# Task to carry out:
Check every line of the entries below for the word "Precision", and copy the ones that have it.

· · ·

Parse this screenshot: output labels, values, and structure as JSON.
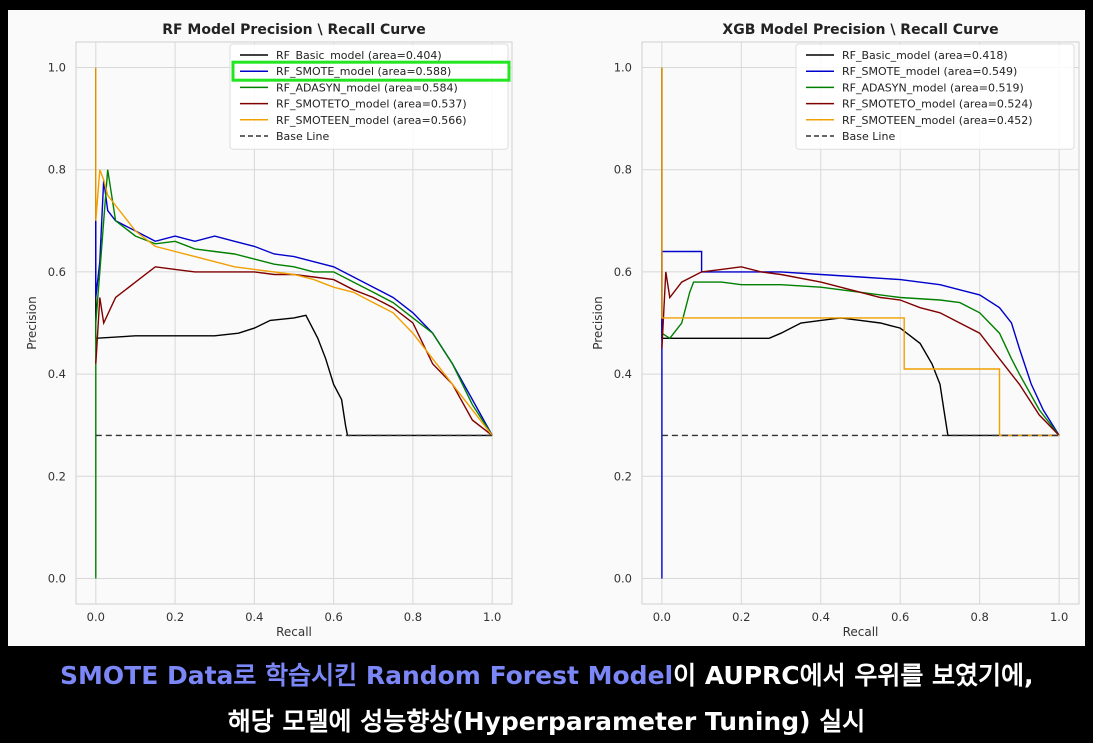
{
  "chart_data": [
    {
      "type": "line",
      "title": "RF Model Precision \\ Recall Curve",
      "xlabel": "Recall",
      "ylabel": "Precision",
      "xlim": [
        -0.05,
        1.05
      ],
      "ylim": [
        -0.05,
        1.05
      ],
      "xticks": [
        "0.0",
        "0.2",
        "0.4",
        "0.6",
        "0.8",
        "1.0"
      ],
      "yticks": [
        "0.0",
        "0.2",
        "0.4",
        "0.6",
        "0.8",
        "1.0"
      ],
      "grid": true,
      "legend_position": "top-right",
      "highlighted_legend_entry": "RF_SMOTE_model (area=0.588)",
      "series": [
        {
          "name": "RF_Basic_model (area=0.404)",
          "color": "#000000",
          "dash": false,
          "points": [
            [
              0.0,
              1.0
            ],
            [
              0.0,
              0.47
            ],
            [
              0.1,
              0.475
            ],
            [
              0.3,
              0.475
            ],
            [
              0.36,
              0.48
            ],
            [
              0.4,
              0.49
            ],
            [
              0.44,
              0.505
            ],
            [
              0.5,
              0.51
            ],
            [
              0.53,
              0.515
            ],
            [
              0.56,
              0.47
            ],
            [
              0.58,
              0.43
            ],
            [
              0.6,
              0.38
            ],
            [
              0.62,
              0.35
            ],
            [
              0.63,
              0.3
            ],
            [
              0.635,
              0.28
            ],
            [
              1.0,
              0.28
            ]
          ]
        },
        {
          "name": "RF_SMOTE_model (area=0.588)",
          "color": "#0000cc",
          "dash": false,
          "points": [
            [
              0.0,
              1.0
            ],
            [
              0.0,
              0.55
            ],
            [
              0.01,
              0.62
            ],
            [
              0.02,
              0.78
            ],
            [
              0.03,
              0.72
            ],
            [
              0.05,
              0.7
            ],
            [
              0.1,
              0.68
            ],
            [
              0.15,
              0.66
            ],
            [
              0.2,
              0.67
            ],
            [
              0.25,
              0.66
            ],
            [
              0.3,
              0.67
            ],
            [
              0.35,
              0.66
            ],
            [
              0.4,
              0.65
            ],
            [
              0.45,
              0.635
            ],
            [
              0.5,
              0.63
            ],
            [
              0.55,
              0.62
            ],
            [
              0.6,
              0.61
            ],
            [
              0.65,
              0.59
            ],
            [
              0.7,
              0.57
            ],
            [
              0.75,
              0.55
            ],
            [
              0.8,
              0.52
            ],
            [
              0.85,
              0.48
            ],
            [
              0.9,
              0.42
            ],
            [
              0.95,
              0.35
            ],
            [
              1.0,
              0.28
            ]
          ]
        },
        {
          "name": "RF_ADASYN_model (area=0.584)",
          "color": "#008000",
          "dash": false,
          "points": [
            [
              0.0,
              0.0
            ],
            [
              0.0,
              0.5
            ],
            [
              0.01,
              0.6
            ],
            [
              0.02,
              0.7
            ],
            [
              0.03,
              0.8
            ],
            [
              0.05,
              0.7
            ],
            [
              0.1,
              0.67
            ],
            [
              0.15,
              0.655
            ],
            [
              0.2,
              0.66
            ],
            [
              0.25,
              0.645
            ],
            [
              0.3,
              0.64
            ],
            [
              0.35,
              0.635
            ],
            [
              0.4,
              0.625
            ],
            [
              0.45,
              0.615
            ],
            [
              0.5,
              0.61
            ],
            [
              0.55,
              0.6
            ],
            [
              0.6,
              0.6
            ],
            [
              0.65,
              0.58
            ],
            [
              0.7,
              0.56
            ],
            [
              0.75,
              0.54
            ],
            [
              0.8,
              0.51
            ],
            [
              0.85,
              0.48
            ],
            [
              0.9,
              0.42
            ],
            [
              0.95,
              0.34
            ],
            [
              1.0,
              0.28
            ]
          ]
        },
        {
          "name": "RF_SMOTETO_model (area=0.537)",
          "color": "#800000",
          "dash": false,
          "points": [
            [
              0.0,
              0.42
            ],
            [
              0.01,
              0.55
            ],
            [
              0.02,
              0.5
            ],
            [
              0.05,
              0.55
            ],
            [
              0.1,
              0.58
            ],
            [
              0.15,
              0.61
            ],
            [
              0.2,
              0.605
            ],
            [
              0.25,
              0.6
            ],
            [
              0.3,
              0.6
            ],
            [
              0.35,
              0.6
            ],
            [
              0.4,
              0.6
            ],
            [
              0.45,
              0.595
            ],
            [
              0.5,
              0.595
            ],
            [
              0.55,
              0.59
            ],
            [
              0.6,
              0.585
            ],
            [
              0.65,
              0.565
            ],
            [
              0.7,
              0.55
            ],
            [
              0.75,
              0.53
            ],
            [
              0.8,
              0.5
            ],
            [
              0.85,
              0.42
            ],
            [
              0.9,
              0.38
            ],
            [
              0.95,
              0.31
            ],
            [
              1.0,
              0.28
            ]
          ]
        },
        {
          "name": "RF_SMOTEEN_model (area=0.566)",
          "color": "#f0a000",
          "dash": false,
          "points": [
            [
              0.0,
              1.0
            ],
            [
              0.0,
              0.7
            ],
            [
              0.01,
              0.8
            ],
            [
              0.02,
              0.78
            ],
            [
              0.03,
              0.75
            ],
            [
              0.05,
              0.73
            ],
            [
              0.1,
              0.68
            ],
            [
              0.15,
              0.65
            ],
            [
              0.2,
              0.64
            ],
            [
              0.25,
              0.63
            ],
            [
              0.3,
              0.62
            ],
            [
              0.35,
              0.61
            ],
            [
              0.4,
              0.605
            ],
            [
              0.45,
              0.6
            ],
            [
              0.5,
              0.595
            ],
            [
              0.55,
              0.585
            ],
            [
              0.6,
              0.57
            ],
            [
              0.65,
              0.56
            ],
            [
              0.7,
              0.54
            ],
            [
              0.75,
              0.52
            ],
            [
              0.8,
              0.48
            ],
            [
              0.85,
              0.43
            ],
            [
              0.9,
              0.38
            ],
            [
              0.95,
              0.33
            ],
            [
              1.0,
              0.28
            ]
          ]
        },
        {
          "name": "Base Line",
          "color": "#333333",
          "dash": true,
          "points": [
            [
              0.0,
              0.28
            ],
            [
              1.0,
              0.28
            ]
          ]
        }
      ]
    },
    {
      "type": "line",
      "title": "XGB Model Precision \\ Recall Curve",
      "xlabel": "Recall",
      "ylabel": "Precision",
      "xlim": [
        -0.05,
        1.05
      ],
      "ylim": [
        -0.05,
        1.05
      ],
      "xticks": [
        "0.0",
        "0.2",
        "0.4",
        "0.6",
        "0.8",
        "1.0"
      ],
      "yticks": [
        "0.0",
        "0.2",
        "0.4",
        "0.6",
        "0.8",
        "1.0"
      ],
      "grid": true,
      "legend_position": "top-right",
      "series": [
        {
          "name": "RF_Basic_model (area=0.418)",
          "color": "#000000",
          "dash": false,
          "points": [
            [
              0.0,
              1.0
            ],
            [
              0.0,
              0.47
            ],
            [
              0.1,
              0.47
            ],
            [
              0.2,
              0.47
            ],
            [
              0.27,
              0.47
            ],
            [
              0.3,
              0.48
            ],
            [
              0.35,
              0.5
            ],
            [
              0.4,
              0.505
            ],
            [
              0.45,
              0.51
            ],
            [
              0.5,
              0.505
            ],
            [
              0.55,
              0.5
            ],
            [
              0.6,
              0.49
            ],
            [
              0.65,
              0.46
            ],
            [
              0.68,
              0.42
            ],
            [
              0.7,
              0.38
            ],
            [
              0.71,
              0.33
            ],
            [
              0.72,
              0.28
            ],
            [
              1.0,
              0.28
            ]
          ]
        },
        {
          "name": "RF_SMOTE_model (area=0.549)",
          "color": "#0000cc",
          "dash": false,
          "points": [
            [
              0.0,
              0.0
            ],
            [
              0.0,
              0.64
            ],
            [
              0.1,
              0.64
            ],
            [
              0.1,
              0.6
            ],
            [
              0.2,
              0.6
            ],
            [
              0.3,
              0.6
            ],
            [
              0.4,
              0.595
            ],
            [
              0.5,
              0.59
            ],
            [
              0.6,
              0.585
            ],
            [
              0.7,
              0.575
            ],
            [
              0.75,
              0.565
            ],
            [
              0.8,
              0.555
            ],
            [
              0.85,
              0.53
            ],
            [
              0.88,
              0.5
            ],
            [
              0.9,
              0.45
            ],
            [
              0.93,
              0.38
            ],
            [
              0.96,
              0.33
            ],
            [
              1.0,
              0.28
            ]
          ]
        },
        {
          "name": "RF_ADASYN_model (area=0.519)",
          "color": "#008000",
          "dash": false,
          "points": [
            [
              0.0,
              0.48
            ],
            [
              0.02,
              0.47
            ],
            [
              0.05,
              0.5
            ],
            [
              0.07,
              0.56
            ],
            [
              0.08,
              0.58
            ],
            [
              0.15,
              0.58
            ],
            [
              0.2,
              0.575
            ],
            [
              0.3,
              0.575
            ],
            [
              0.4,
              0.57
            ],
            [
              0.5,
              0.56
            ],
            [
              0.6,
              0.55
            ],
            [
              0.7,
              0.545
            ],
            [
              0.75,
              0.54
            ],
            [
              0.8,
              0.52
            ],
            [
              0.85,
              0.48
            ],
            [
              0.88,
              0.43
            ],
            [
              0.9,
              0.4
            ],
            [
              0.95,
              0.33
            ],
            [
              1.0,
              0.28
            ]
          ]
        },
        {
          "name": "RF_SMOTETO_model (area=0.524)",
          "color": "#800000",
          "dash": false,
          "points": [
            [
              0.0,
              0.45
            ],
            [
              0.01,
              0.6
            ],
            [
              0.02,
              0.55
            ],
            [
              0.05,
              0.58
            ],
            [
              0.1,
              0.6
            ],
            [
              0.15,
              0.605
            ],
            [
              0.2,
              0.61
            ],
            [
              0.25,
              0.6
            ],
            [
              0.3,
              0.595
            ],
            [
              0.4,
              0.58
            ],
            [
              0.5,
              0.56
            ],
            [
              0.55,
              0.55
            ],
            [
              0.6,
              0.545
            ],
            [
              0.65,
              0.53
            ],
            [
              0.7,
              0.52
            ],
            [
              0.75,
              0.5
            ],
            [
              0.8,
              0.48
            ],
            [
              0.85,
              0.43
            ],
            [
              0.9,
              0.38
            ],
            [
              0.95,
              0.32
            ],
            [
              1.0,
              0.28
            ]
          ]
        },
        {
          "name": "RF_SMOTEEN_model (area=0.452)",
          "color": "#f0a000",
          "dash": false,
          "points": [
            [
              0.0,
              1.0
            ],
            [
              0.0,
              0.51
            ],
            [
              0.61,
              0.51
            ],
            [
              0.61,
              0.41
            ],
            [
              0.85,
              0.41
            ],
            [
              0.85,
              0.28
            ],
            [
              1.0,
              0.28
            ]
          ]
        },
        {
          "name": "Base Line",
          "color": "#333333",
          "dash": true,
          "points": [
            [
              0.0,
              0.28
            ],
            [
              1.0,
              0.28
            ]
          ]
        }
      ]
    }
  ],
  "caption": {
    "line1_highlight": "SMOTE Data로 학습시킨 Random Forest Model",
    "line1_rest": "이 AUPRC에서 우위를 보였기에,",
    "line2": "해당 모델에 성능향상(Hyperparameter Tuning) 실시"
  }
}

· · ·

# Exercise solution:
      "title": "RF Model Precision \\ Recall Curve",
      "ylabel": "Precision",
      "title": "XGB Model Precision \\ Recall Curve",
      "ylabel": "Precision",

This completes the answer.